Data records

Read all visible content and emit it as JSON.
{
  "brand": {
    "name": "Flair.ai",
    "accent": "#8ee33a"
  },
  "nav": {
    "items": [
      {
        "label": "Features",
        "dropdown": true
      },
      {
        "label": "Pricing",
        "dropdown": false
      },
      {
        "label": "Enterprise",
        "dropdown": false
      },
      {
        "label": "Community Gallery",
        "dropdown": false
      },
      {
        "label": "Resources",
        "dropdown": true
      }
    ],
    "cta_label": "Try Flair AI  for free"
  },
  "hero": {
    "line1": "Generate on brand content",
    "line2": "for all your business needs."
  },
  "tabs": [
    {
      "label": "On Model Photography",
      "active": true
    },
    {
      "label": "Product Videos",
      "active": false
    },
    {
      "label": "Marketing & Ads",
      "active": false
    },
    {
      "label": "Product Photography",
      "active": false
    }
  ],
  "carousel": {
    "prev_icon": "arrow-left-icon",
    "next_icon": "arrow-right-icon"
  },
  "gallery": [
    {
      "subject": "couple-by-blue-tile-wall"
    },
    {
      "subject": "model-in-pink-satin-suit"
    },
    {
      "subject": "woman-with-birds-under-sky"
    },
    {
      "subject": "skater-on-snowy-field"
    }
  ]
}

> _To do_: Take the data above and return it exactly.

> _Problem solution_:
Read all visible content and emit it as JSON.
{
  "brand": {
    "name": "Flair.ai",
    "accent": "#8ee33a"
  },
  "nav": {
    "items": [
      {
        "label": "Features",
        "dropdown": true
      },
      {
        "label": "Pricing",
        "dropdown": false
      },
      {
        "label": "Enterprise",
        "dropdown": false
      },
      {
        "label": "Community Gallery",
        "dropdown": false
      },
      {
        "label": "Resources",
        "dropdown": true
      }
    ],
    "cta_label": "Try Flair AI  for free"
  },
  "hero": {
    "line1": "Generate on brand content",
    "line2": "for all your business needs."
  },
  "tabs": [
    {
      "label": "On Model Photography",
      "active": true
    },
    {
      "label": "Product Videos",
      "active": false
    },
    {
      "label": "Marketing & Ads",
      "active": false
    },
    {
      "label": "Product Photography",
      "active": false
    }
  ],
  "carousel": {
    "prev_icon": "arrow-left-icon",
    "next_icon": "arrow-right-icon"
  },
  "gallery": [
    {
      "subject": "couple-by-blue-tile-wall"
    },
    {
      "subject": "model-in-pink-satin-suit"
    },
    {
      "subject": "woman-with-birds-under-sky"
    },
    {
      "subject": "skater-on-snowy-field"
    }
  ]
}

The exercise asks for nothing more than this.